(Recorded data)
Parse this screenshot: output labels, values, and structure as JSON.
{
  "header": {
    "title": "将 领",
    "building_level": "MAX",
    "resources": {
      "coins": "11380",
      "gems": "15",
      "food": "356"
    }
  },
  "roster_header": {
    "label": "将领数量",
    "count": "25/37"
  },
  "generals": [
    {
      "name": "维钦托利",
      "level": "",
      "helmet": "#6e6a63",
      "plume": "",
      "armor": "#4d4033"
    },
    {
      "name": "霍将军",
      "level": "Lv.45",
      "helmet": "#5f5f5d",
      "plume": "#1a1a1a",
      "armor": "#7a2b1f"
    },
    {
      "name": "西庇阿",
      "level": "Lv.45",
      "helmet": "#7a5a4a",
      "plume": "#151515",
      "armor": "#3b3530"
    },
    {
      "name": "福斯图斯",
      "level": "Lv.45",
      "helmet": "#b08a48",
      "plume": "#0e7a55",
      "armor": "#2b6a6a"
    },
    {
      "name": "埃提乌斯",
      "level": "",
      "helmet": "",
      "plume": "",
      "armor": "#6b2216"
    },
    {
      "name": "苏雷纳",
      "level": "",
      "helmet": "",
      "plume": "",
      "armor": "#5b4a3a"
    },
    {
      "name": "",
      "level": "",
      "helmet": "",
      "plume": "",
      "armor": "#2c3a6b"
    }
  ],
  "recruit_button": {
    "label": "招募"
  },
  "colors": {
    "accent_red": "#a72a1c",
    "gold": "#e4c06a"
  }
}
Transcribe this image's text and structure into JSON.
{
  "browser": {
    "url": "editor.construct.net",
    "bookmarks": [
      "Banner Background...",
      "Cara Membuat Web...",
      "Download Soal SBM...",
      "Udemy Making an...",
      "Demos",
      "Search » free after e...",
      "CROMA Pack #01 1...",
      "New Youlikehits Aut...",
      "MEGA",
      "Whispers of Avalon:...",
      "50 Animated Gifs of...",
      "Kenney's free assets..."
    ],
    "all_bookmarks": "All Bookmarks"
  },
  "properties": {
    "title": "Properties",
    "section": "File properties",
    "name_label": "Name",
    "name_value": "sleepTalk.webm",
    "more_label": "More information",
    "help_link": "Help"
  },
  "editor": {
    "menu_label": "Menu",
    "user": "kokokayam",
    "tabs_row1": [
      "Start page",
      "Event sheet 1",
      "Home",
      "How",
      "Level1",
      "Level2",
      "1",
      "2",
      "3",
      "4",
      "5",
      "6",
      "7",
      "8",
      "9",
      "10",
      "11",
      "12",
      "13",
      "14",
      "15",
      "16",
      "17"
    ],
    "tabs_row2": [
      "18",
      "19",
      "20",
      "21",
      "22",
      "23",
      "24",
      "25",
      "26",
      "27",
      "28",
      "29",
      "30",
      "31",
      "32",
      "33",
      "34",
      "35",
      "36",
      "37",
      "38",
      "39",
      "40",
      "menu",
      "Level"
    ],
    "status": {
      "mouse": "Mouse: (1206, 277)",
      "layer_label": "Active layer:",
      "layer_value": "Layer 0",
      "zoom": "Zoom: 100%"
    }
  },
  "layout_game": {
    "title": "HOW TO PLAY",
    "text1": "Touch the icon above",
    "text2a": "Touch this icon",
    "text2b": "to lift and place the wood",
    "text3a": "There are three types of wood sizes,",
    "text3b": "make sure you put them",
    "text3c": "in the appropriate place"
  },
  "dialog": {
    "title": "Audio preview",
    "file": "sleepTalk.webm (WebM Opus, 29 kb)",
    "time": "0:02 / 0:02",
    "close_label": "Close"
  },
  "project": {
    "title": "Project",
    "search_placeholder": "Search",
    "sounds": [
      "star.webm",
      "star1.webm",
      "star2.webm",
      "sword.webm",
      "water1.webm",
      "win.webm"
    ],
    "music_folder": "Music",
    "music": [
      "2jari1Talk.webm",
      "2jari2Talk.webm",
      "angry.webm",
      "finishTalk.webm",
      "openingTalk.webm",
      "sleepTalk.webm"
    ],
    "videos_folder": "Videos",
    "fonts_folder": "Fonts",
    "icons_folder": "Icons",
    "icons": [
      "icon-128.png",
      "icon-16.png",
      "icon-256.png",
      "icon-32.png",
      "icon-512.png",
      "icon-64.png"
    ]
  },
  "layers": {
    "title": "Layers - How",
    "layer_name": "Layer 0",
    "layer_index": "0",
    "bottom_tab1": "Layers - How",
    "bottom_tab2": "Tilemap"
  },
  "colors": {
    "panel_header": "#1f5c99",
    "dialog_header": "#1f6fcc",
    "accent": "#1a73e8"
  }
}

Exercise goal
Print the listing above in full, exactly as it is.

Right answer
Parse this screenshot: output labels, values, and structure as JSON.
{
  "header": {
    "title": "将 领",
    "building_level": "MAX",
    "resources": {
      "coins": "11380",
      "gems": "15",
      "food": "356"
    }
  },
  "roster_header": {
    "label": "将领数量",
    "count": "25/37"
  },
  "generals": [
    {
      "name": "维钦托利",
      "level": "",
      "helmet": "#6e6a63",
      "plume": "",
      "armor": "#4d4033"
    },
    {
      "name": "霍将军",
      "level": "Lv.45",
      "helmet": "#5f5f5d",
      "plume": "#1a1a1a",
      "armor": "#7a2b1f"
    },
    {
      "name": "西庇阿",
      "level": "Lv.45",
      "helmet": "#7a5a4a",
      "plume": "#151515",
      "armor": "#3b3530"
    },
    {
      "name": "福斯图斯",
      "level": "Lv.45",
      "helmet": "#b08a48",
      "plume": "#0e7a55",
      "armor": "#2b6a6a"
    },
    {
      "name": "埃提乌斯",
      "level": "",
      "helmet": "",
      "plume": "",
      "armor": "#6b2216"
    },
    {
      "name": "苏雷纳",
      "level": "",
      "helmet": "",
      "plume": "",
      "armor": "#5b4a3a"
    },
    {
      "name": "",
      "level": "",
      "helmet": "",
      "plume": "",
      "armor": "#2c3a6b"
    }
  ],
  "recruit_button": {
    "label": "招募"
  },
  "colors": {
    "accent_red": "#a72a1c",
    "gold": "#e4c06a"
  }
}
Transcribe this image's text and structure into JSON.
{
  "browser": {
    "url": "editor.construct.net",
    "bookmarks": [
      "Banner Background...",
      "Cara Membuat Web...",
      "Download Soal SBM...",
      "Udemy Making an...",
      "Demos",
      "Search » free after e...",
      "CROMA Pack #01 1...",
      "New Youlikehits Aut...",
      "MEGA",
      "Whispers of Avalon:...",
      "50 Animated Gifs of...",
      "Kenney's free assets..."
    ],
    "all_bookmarks": "All Bookmarks"
  },
  "properties": {
    "title": "Properties",
    "section": "File properties",
    "name_label": "Name",
    "name_value": "sleepTalk.webm",
    "more_label": "More information",
    "help_link": "Help"
  },
  "editor": {
    "menu_label": "Menu",
    "user": "kokokayam",
    "tabs_row1": [
      "Start page",
      "Event sheet 1",
      "Home",
      "How",
      "Level1",
      "Level2",
      "1",
      "2",
      "3",
      "4",
      "5",
      "6",
      "7",
      "8",
      "9",
      "10",
      "11",
      "12",
      "13",
      "14",
      "15",
      "16",
      "17"
    ],
    "tabs_row2": [
      "18",
      "19",
      "20",
      "21",
      "22",
      "23",
      "24",
      "25",
      "26",
      "27",
      "28",
      "29",
      "30",
      "31",
      "32",
      "33",
      "34",
      "35",
      "36",
      "37",
      "38",
      "39",
      "40",
      "menu",
      "Level"
    ],
    "status": {
      "mouse": "Mouse: (1206, 277)",
      "layer_label": "Active layer:",
      "layer_value": "Layer 0",
      "zoom": "Zoom: 100%"
    }
  },
  "layout_game": {
    "title": "HOW TO PLAY",
    "text1": "Touch the icon above",
    "text2a": "Touch this icon",
    "text2b": "to lift and place the wood",
    "text3a": "There are three types of wood sizes,",
    "text3b": "make sure you put them",
    "text3c": "in the appropriate place"
  },
  "dialog": {
    "title": "Audio preview",
    "file": "sleepTalk.webm (WebM Opus, 29 kb)",
    "time": "0:02 / 0:02",
    "close_label": "Close"
  },
  "project": {
    "title": "Project",
    "search_placeholder": "Search",
    "sounds": [
      "star.webm",
      "star1.webm",
      "star2.webm",
      "sword.webm",
      "water1.webm",
      "win.webm"
    ],
    "music_folder": "Music",
    "music": [
      "2jari1Talk.webm",
      "2jari2Talk.webm",
      "angry.webm",
      "finishTalk.webm",
      "openingTalk.webm",
      "sleepTalk.webm"
    ],
    "videos_folder": "Videos",
    "fonts_folder": "Fonts",
    "icons_folder": "Icons",
    "icons": [
      "icon-128.png",
      "icon-16.png",
      "icon-256.png",
      "icon-32.png",
      "icon-512.png",
      "icon-64.png"
    ]
  },
  "layers": {
    "title": "Layers - How",
    "layer_name": "Layer 0",
    "layer_index": "0",
    "bottom_tab1": "Layers - How",
    "bottom_tab2": "Tilemap"
  },
  "colors": {
    "panel_header": "#1f5c99",
    "dialog_header": "#1f6fcc",
    "accent": "#1a73e8"
  }
}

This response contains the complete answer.